▶ _Given problem_
Copy the records below exactly, leaving out every picture.

▶ _Records supplied_
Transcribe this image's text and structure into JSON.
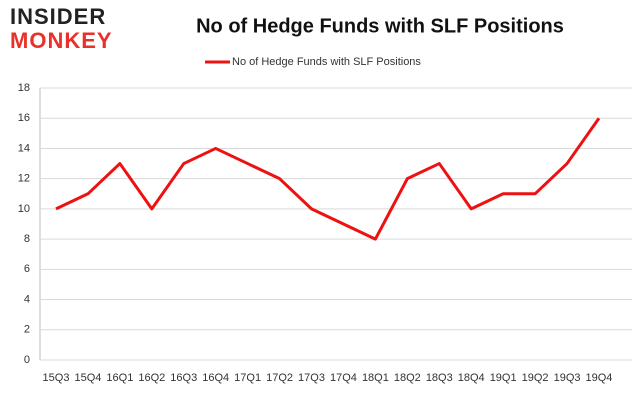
{
  "logo": {
    "line1": "INSIDER",
    "line2": "MONKEY"
  },
  "chart_data": {
    "type": "line",
    "title": "No of Hedge Funds with SLF Positions",
    "categories": [
      "15Q3",
      "15Q4",
      "16Q1",
      "16Q2",
      "16Q3",
      "16Q4",
      "17Q1",
      "17Q2",
      "17Q3",
      "17Q4",
      "18Q1",
      "18Q2",
      "18Q3",
      "18Q4",
      "19Q1",
      "19Q2",
      "19Q3",
      "19Q4"
    ],
    "series": [
      {
        "name": "No of Hedge Funds with SLF Positions",
        "color": "#ee1111",
        "values": [
          10,
          11,
          13,
          10,
          13,
          14,
          13,
          12,
          10,
          9,
          8,
          12,
          13,
          10,
          11,
          11,
          13,
          16
        ]
      }
    ],
    "ylim": [
      0,
      18
    ],
    "yticks": [
      0,
      2,
      4,
      6,
      8,
      10,
      12,
      14,
      16,
      18
    ],
    "grid": true,
    "legend": "top"
  }
}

▶ _Solution to this task_
Transcribe this image's text and structure into JSON.
{
  "logo": {
    "line1": "INSIDER",
    "line2": "MONKEY"
  },
  "chart_data": {
    "type": "line",
    "title": "No of Hedge Funds with SLF Positions",
    "categories": [
      "15Q3",
      "15Q4",
      "16Q1",
      "16Q2",
      "16Q3",
      "16Q4",
      "17Q1",
      "17Q2",
      "17Q3",
      "17Q4",
      "18Q1",
      "18Q2",
      "18Q3",
      "18Q4",
      "19Q1",
      "19Q2",
      "19Q3",
      "19Q4"
    ],
    "series": [
      {
        "name": "No of Hedge Funds with SLF Positions",
        "color": "#ee1111",
        "values": [
          10,
          11,
          13,
          10,
          13,
          14,
          13,
          12,
          10,
          9,
          8,
          12,
          13,
          10,
          11,
          11,
          13,
          16
        ]
      }
    ],
    "ylim": [
      0,
      18
    ],
    "yticks": [
      0,
      2,
      4,
      6,
      8,
      10,
      12,
      14,
      16,
      18
    ],
    "grid": true,
    "legend": "top"
  }
}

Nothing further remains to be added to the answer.